**WHAT YOU WILL DO**
Set down every entry word for word. Omit the pictures.

**GIVEN INFORMATION**
_ _ _ _
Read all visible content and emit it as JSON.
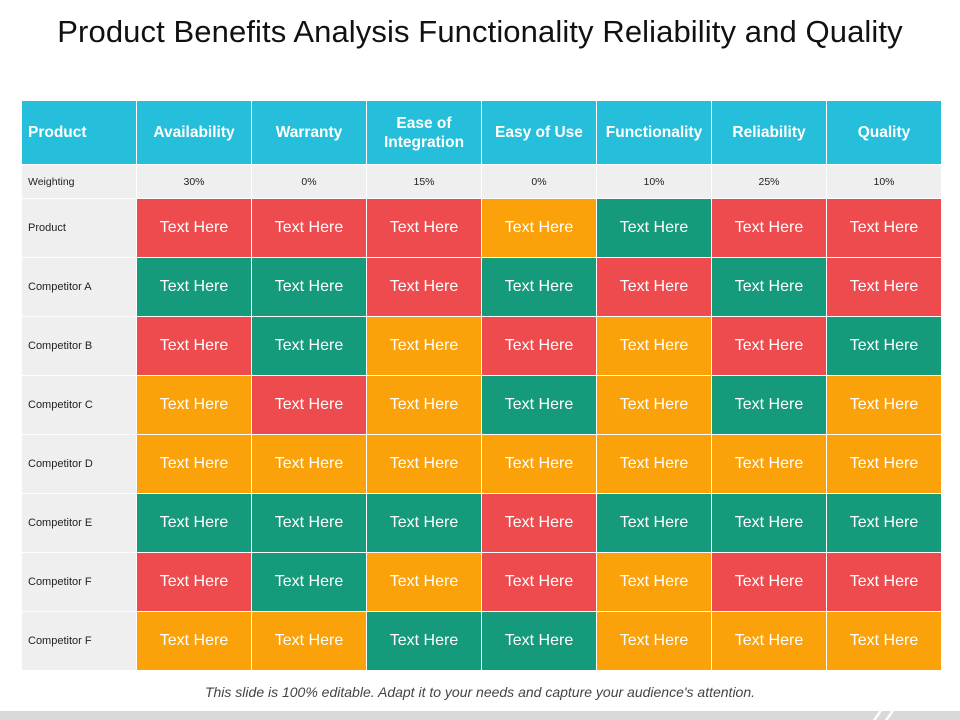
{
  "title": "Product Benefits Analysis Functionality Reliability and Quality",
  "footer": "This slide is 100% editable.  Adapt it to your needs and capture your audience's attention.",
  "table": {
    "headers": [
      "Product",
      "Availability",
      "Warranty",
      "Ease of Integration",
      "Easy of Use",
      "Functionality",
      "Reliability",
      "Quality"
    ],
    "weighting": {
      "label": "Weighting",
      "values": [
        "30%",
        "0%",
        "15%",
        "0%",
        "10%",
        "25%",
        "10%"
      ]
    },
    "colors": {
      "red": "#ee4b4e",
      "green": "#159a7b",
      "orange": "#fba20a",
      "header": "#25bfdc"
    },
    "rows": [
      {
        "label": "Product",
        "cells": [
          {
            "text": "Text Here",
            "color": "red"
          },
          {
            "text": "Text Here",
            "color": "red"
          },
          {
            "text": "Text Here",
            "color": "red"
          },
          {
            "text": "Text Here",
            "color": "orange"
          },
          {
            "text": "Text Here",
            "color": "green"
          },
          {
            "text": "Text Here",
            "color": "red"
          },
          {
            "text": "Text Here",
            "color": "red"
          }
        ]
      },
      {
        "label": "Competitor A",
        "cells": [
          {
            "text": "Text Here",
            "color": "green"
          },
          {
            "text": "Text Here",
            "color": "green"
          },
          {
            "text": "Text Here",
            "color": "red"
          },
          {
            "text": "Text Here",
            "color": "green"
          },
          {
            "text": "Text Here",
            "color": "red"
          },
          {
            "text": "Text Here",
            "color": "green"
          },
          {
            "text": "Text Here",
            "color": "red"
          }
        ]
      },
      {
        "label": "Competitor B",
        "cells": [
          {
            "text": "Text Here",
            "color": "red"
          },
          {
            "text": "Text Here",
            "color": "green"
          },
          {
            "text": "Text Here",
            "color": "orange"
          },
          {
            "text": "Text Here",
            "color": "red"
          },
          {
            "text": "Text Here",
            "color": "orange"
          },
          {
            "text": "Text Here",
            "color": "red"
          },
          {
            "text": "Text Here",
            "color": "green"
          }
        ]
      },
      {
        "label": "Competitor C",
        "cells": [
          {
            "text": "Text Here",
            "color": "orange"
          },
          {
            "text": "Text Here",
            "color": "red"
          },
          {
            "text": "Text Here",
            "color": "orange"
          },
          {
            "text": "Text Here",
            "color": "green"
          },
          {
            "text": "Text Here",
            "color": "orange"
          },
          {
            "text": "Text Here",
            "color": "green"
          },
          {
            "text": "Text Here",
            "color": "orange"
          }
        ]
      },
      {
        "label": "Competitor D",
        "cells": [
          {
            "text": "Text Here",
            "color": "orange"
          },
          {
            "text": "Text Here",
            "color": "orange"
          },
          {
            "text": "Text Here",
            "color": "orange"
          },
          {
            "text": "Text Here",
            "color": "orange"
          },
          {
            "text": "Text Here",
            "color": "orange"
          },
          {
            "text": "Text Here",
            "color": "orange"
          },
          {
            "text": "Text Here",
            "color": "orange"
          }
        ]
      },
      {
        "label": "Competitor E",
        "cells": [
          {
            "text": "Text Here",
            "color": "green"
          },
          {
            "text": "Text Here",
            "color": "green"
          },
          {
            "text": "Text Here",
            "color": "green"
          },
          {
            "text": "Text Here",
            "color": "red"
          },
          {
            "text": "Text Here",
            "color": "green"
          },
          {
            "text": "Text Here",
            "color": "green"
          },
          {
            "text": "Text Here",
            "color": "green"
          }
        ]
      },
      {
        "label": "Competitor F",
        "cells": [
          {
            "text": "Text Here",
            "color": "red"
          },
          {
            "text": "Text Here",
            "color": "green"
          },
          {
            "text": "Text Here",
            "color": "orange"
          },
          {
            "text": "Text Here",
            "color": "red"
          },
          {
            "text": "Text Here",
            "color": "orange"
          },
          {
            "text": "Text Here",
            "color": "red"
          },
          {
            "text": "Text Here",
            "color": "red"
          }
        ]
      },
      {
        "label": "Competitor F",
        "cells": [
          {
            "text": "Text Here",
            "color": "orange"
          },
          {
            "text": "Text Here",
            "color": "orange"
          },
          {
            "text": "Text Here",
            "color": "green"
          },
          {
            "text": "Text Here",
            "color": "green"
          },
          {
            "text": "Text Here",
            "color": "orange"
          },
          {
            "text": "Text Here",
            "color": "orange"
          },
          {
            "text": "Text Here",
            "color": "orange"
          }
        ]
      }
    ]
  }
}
_ _ _ _
**REPLY**
Read all visible content and emit it as JSON.
{
  "title": "Product Benefits Analysis Functionality Reliability and Quality",
  "footer": "This slide is 100% editable.  Adapt it to your needs and capture your audience's attention.",
  "table": {
    "headers": [
      "Product",
      "Availability",
      "Warranty",
      "Ease of Integration",
      "Easy of Use",
      "Functionality",
      "Reliability",
      "Quality"
    ],
    "weighting": {
      "label": "Weighting",
      "values": [
        "30%",
        "0%",
        "15%",
        "0%",
        "10%",
        "25%",
        "10%"
      ]
    },
    "colors": {
      "red": "#ee4b4e",
      "green": "#159a7b",
      "orange": "#fba20a",
      "header": "#25bfdc"
    },
    "rows": [
      {
        "label": "Product",
        "cells": [
          {
            "text": "Text Here",
            "color": "red"
          },
          {
            "text": "Text Here",
            "color": "red"
          },
          {
            "text": "Text Here",
            "color": "red"
          },
          {
            "text": "Text Here",
            "color": "orange"
          },
          {
            "text": "Text Here",
            "color": "green"
          },
          {
            "text": "Text Here",
            "color": "red"
          },
          {
            "text": "Text Here",
            "color": "red"
          }
        ]
      },
      {
        "label": "Competitor A",
        "cells": [
          {
            "text": "Text Here",
            "color": "green"
          },
          {
            "text": "Text Here",
            "color": "green"
          },
          {
            "text": "Text Here",
            "color": "red"
          },
          {
            "text": "Text Here",
            "color": "green"
          },
          {
            "text": "Text Here",
            "color": "red"
          },
          {
            "text": "Text Here",
            "color": "green"
          },
          {
            "text": "Text Here",
            "color": "red"
          }
        ]
      },
      {
        "label": "Competitor B",
        "cells": [
          {
            "text": "Text Here",
            "color": "red"
          },
          {
            "text": "Text Here",
            "color": "green"
          },
          {
            "text": "Text Here",
            "color": "orange"
          },
          {
            "text": "Text Here",
            "color": "red"
          },
          {
            "text": "Text Here",
            "color": "orange"
          },
          {
            "text": "Text Here",
            "color": "red"
          },
          {
            "text": "Text Here",
            "color": "green"
          }
        ]
      },
      {
        "label": "Competitor C",
        "cells": [
          {
            "text": "Text Here",
            "color": "orange"
          },
          {
            "text": "Text Here",
            "color": "red"
          },
          {
            "text": "Text Here",
            "color": "orange"
          },
          {
            "text": "Text Here",
            "color": "green"
          },
          {
            "text": "Text Here",
            "color": "orange"
          },
          {
            "text": "Text Here",
            "color": "green"
          },
          {
            "text": "Text Here",
            "color": "orange"
          }
        ]
      },
      {
        "label": "Competitor D",
        "cells": [
          {
            "text": "Text Here",
            "color": "orange"
          },
          {
            "text": "Text Here",
            "color": "orange"
          },
          {
            "text": "Text Here",
            "color": "orange"
          },
          {
            "text": "Text Here",
            "color": "orange"
          },
          {
            "text": "Text Here",
            "color": "orange"
          },
          {
            "text": "Text Here",
            "color": "orange"
          },
          {
            "text": "Text Here",
            "color": "orange"
          }
        ]
      },
      {
        "label": "Competitor E",
        "cells": [
          {
            "text": "Text Here",
            "color": "green"
          },
          {
            "text": "Text Here",
            "color": "green"
          },
          {
            "text": "Text Here",
            "color": "green"
          },
          {
            "text": "Text Here",
            "color": "red"
          },
          {
            "text": "Text Here",
            "color": "green"
          },
          {
            "text": "Text Here",
            "color": "green"
          },
          {
            "text": "Text Here",
            "color": "green"
          }
        ]
      },
      {
        "label": "Competitor F",
        "cells": [
          {
            "text": "Text Here",
            "color": "red"
          },
          {
            "text": "Text Here",
            "color": "green"
          },
          {
            "text": "Text Here",
            "color": "orange"
          },
          {
            "text": "Text Here",
            "color": "red"
          },
          {
            "text": "Text Here",
            "color": "orange"
          },
          {
            "text": "Text Here",
            "color": "red"
          },
          {
            "text": "Text Here",
            "color": "red"
          }
        ]
      },
      {
        "label": "Competitor F",
        "cells": [
          {
            "text": "Text Here",
            "color": "orange"
          },
          {
            "text": "Text Here",
            "color": "orange"
          },
          {
            "text": "Text Here",
            "color": "green"
          },
          {
            "text": "Text Here",
            "color": "green"
          },
          {
            "text": "Text Here",
            "color": "orange"
          },
          {
            "text": "Text Here",
            "color": "orange"
          },
          {
            "text": "Text Here",
            "color": "orange"
          }
        ]
      }
    ]
  }
}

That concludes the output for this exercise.